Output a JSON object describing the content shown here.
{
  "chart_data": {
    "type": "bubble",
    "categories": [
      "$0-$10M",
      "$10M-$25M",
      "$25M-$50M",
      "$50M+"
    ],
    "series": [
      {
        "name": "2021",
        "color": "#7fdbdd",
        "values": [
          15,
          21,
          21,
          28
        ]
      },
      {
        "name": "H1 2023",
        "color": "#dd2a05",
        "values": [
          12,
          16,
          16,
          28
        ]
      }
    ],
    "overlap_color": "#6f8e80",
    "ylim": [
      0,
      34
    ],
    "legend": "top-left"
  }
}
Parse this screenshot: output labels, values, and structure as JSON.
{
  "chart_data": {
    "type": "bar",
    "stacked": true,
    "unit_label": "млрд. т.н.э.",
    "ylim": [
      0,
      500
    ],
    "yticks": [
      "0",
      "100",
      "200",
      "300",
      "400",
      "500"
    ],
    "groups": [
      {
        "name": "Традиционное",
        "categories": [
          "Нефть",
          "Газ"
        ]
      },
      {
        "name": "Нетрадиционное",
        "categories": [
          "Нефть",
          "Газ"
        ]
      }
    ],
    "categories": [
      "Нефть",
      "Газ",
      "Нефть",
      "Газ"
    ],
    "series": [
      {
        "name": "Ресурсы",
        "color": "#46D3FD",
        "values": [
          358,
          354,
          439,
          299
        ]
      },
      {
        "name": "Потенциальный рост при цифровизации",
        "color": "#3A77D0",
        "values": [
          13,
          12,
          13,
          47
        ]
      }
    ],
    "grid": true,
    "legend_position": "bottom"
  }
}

Direction
Give back all the records exactly as they stand.

Correct answer
Output a JSON object describing the content shown here.
{
  "chart_data": {
    "type": "bubble",
    "categories": [
      "$0-$10M",
      "$10M-$25M",
      "$25M-$50M",
      "$50M+"
    ],
    "series": [
      {
        "name": "2021",
        "color": "#7fdbdd",
        "values": [
          15,
          21,
          21,
          28
        ]
      },
      {
        "name": "H1 2023",
        "color": "#dd2a05",
        "values": [
          12,
          16,
          16,
          28
        ]
      }
    ],
    "overlap_color": "#6f8e80",
    "ylim": [
      0,
      34
    ],
    "legend": "top-left"
  }
}
Parse this screenshot: output labels, values, and structure as JSON.
{
  "chart_data": {
    "type": "bar",
    "stacked": true,
    "unit_label": "млрд. т.н.э.",
    "ylim": [
      0,
      500
    ],
    "yticks": [
      "0",
      "100",
      "200",
      "300",
      "400",
      "500"
    ],
    "groups": [
      {
        "name": "Традиционное",
        "categories": [
          "Нефть",
          "Газ"
        ]
      },
      {
        "name": "Нетрадиционное",
        "categories": [
          "Нефть",
          "Газ"
        ]
      }
    ],
    "categories": [
      "Нефть",
      "Газ",
      "Нефть",
      "Газ"
    ],
    "series": [
      {
        "name": "Ресурсы",
        "color": "#46D3FD",
        "values": [
          358,
          354,
          439,
          299
        ]
      },
      {
        "name": "Потенциальный рост при цифровизации",
        "color": "#3A77D0",
        "values": [
          13,
          12,
          13,
          47
        ]
      }
    ],
    "grid": true,
    "legend_position": "bottom"
  }
}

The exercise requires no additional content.